This has been wordy but here's why I'm so concerned: Pyrethrin is the only way I can rid my vegetable garden of an ant bed. And to do so, I have to drive rods down in that bed and pour the stuff in there quickly and as much as I can get. BANG the ants are dead and soon the chemical is inert and all the good critters can go about their way repopulating that area. I fear this is not the case if I use permethrin the same way. I have done it, and that area still seems rather "sterile" to me. Don't like it.
Sarah,

I've never had a problem with permethrin killing my worms, though I use it very rarely in my garden. When I bought this old carriage house 23 years ago, the property consisted of sand to 30 feet deep, with scrub trees, wisteria...as in a Tarzan movie...and smilax vines as the understory to some magnificent old trees.Basically nothing had been done to it since the Korean War. There were mosquitos breeding in the fallen magnolia leaves, and many fire ant mounds, but no benefical insects. I hacked out the jungle by hand, and mulched everything with as much manure as I could get my hands on. I bought worms to get them started here, as there were none...not one !

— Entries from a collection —

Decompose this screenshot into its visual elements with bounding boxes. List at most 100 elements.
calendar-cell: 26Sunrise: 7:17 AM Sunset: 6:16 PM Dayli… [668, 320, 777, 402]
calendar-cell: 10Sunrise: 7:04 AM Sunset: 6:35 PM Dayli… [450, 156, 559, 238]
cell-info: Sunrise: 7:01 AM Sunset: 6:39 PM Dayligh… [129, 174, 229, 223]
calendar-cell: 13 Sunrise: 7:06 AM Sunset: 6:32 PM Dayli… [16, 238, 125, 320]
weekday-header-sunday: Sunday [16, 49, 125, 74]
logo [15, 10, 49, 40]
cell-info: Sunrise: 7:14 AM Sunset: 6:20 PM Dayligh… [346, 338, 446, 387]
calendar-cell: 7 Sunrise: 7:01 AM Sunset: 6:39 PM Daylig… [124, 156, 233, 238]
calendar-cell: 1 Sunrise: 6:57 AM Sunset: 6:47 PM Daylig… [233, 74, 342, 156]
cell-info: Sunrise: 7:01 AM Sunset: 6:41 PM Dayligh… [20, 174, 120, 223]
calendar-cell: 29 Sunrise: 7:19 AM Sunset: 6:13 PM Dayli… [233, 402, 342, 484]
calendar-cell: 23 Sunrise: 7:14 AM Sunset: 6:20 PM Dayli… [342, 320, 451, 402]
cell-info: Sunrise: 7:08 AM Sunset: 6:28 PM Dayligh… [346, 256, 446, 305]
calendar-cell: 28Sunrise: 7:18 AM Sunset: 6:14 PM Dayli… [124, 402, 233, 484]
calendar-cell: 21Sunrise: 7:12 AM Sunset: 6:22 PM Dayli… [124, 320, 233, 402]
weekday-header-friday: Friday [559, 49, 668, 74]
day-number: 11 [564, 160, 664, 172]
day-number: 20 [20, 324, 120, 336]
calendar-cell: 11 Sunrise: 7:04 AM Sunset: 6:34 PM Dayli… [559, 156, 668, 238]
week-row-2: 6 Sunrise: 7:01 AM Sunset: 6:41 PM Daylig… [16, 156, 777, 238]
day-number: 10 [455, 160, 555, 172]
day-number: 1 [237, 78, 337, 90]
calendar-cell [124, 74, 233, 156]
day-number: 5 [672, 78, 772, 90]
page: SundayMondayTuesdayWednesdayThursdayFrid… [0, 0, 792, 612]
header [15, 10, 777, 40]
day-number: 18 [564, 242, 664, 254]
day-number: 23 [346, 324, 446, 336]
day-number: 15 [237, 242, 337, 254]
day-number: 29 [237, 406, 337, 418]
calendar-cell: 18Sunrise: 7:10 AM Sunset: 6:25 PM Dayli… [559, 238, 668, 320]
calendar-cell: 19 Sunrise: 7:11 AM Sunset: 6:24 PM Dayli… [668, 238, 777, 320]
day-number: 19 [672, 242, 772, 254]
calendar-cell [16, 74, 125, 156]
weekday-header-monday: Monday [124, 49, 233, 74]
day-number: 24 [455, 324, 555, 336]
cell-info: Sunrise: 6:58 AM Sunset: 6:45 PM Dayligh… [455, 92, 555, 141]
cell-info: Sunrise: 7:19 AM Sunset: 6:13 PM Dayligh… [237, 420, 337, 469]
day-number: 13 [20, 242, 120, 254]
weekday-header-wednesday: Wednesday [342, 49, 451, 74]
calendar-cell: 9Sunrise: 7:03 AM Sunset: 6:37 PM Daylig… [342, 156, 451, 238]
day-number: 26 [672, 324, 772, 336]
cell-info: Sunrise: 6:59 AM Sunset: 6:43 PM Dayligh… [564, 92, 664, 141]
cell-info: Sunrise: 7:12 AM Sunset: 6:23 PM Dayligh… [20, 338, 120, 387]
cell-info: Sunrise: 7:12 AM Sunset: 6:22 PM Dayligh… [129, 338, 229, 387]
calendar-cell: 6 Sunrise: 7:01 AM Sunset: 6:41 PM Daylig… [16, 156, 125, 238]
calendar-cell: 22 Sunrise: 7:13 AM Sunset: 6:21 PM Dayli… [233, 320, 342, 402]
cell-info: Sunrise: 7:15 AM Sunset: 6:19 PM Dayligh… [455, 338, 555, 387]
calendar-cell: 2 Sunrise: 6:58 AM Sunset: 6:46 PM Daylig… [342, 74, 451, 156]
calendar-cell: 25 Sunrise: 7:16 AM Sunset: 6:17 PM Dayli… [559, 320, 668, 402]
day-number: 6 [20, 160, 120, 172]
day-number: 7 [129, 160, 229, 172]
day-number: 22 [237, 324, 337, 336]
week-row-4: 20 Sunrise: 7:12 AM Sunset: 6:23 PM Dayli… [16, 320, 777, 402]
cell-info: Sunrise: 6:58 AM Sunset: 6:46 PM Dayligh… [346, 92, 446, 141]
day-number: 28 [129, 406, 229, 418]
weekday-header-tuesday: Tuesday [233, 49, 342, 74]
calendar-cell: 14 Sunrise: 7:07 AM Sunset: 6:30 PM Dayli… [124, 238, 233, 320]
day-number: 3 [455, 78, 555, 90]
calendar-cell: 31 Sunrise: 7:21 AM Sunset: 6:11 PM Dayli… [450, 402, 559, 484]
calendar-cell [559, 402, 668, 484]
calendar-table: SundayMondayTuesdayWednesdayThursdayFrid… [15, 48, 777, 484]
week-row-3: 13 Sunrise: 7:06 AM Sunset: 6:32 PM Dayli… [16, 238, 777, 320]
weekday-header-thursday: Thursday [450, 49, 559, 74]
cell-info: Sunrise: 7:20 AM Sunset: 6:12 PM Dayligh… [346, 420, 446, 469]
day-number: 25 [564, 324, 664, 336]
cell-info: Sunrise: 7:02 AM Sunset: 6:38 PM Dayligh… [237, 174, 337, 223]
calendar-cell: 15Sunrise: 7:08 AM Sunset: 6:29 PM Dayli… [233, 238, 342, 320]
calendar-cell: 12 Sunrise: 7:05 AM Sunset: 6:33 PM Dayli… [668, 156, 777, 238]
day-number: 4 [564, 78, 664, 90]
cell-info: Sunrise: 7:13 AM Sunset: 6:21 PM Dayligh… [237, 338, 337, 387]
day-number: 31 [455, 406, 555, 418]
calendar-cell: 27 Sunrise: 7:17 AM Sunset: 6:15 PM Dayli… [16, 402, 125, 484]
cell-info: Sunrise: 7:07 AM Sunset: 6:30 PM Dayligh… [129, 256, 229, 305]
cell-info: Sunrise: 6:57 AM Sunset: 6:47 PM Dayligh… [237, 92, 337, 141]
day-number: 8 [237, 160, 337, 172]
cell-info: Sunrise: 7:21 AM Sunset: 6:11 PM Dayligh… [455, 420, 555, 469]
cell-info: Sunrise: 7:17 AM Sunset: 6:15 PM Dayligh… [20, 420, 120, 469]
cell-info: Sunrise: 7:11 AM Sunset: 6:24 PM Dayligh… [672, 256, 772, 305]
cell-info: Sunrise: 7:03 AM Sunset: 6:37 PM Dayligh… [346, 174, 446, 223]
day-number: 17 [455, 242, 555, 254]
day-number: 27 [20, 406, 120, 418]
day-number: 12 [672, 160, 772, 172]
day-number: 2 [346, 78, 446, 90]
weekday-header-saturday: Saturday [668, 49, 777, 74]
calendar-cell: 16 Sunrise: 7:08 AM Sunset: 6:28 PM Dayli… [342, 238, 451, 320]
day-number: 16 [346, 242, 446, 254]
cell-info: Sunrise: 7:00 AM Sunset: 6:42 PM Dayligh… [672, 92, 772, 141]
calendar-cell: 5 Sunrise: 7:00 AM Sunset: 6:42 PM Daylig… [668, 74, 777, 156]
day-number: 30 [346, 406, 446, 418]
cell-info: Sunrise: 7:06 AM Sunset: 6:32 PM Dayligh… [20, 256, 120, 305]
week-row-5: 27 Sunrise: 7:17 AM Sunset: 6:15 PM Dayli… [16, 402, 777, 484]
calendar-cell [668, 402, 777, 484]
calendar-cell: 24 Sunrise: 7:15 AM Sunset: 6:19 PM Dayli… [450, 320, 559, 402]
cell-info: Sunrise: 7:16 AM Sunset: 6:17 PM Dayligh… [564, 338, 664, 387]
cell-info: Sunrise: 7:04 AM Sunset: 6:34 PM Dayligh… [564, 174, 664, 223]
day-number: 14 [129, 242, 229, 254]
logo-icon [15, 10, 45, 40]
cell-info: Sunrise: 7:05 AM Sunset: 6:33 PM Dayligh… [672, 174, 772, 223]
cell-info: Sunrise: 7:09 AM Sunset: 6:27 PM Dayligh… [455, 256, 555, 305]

— What needs to be done —
Rewrite the source document's paragraph beginning "I've never had a problem with permethrin" as a bulleted list that keeps its main facts.

— Answer space —
- Permethrin has never killed the writer's worms, though the writer uses it very rarely in the garden.
- Twenty-three years ago the writer bought an old carriage house on property of sand 30 feet deep, with scrub trees, wisteria and smilax vines as the understory to some magnificent old trees.
- Basically nothing had been done to the property since the Korean War.
- Mosquitoes bred in the fallen magnolia leaves, and there were many fire ant mounds but no beneficial insects.
- The writer cleared the jungle by hand and mulched everything with as much manure as possible.
- The writer bought worms to get them started, since there were none at all.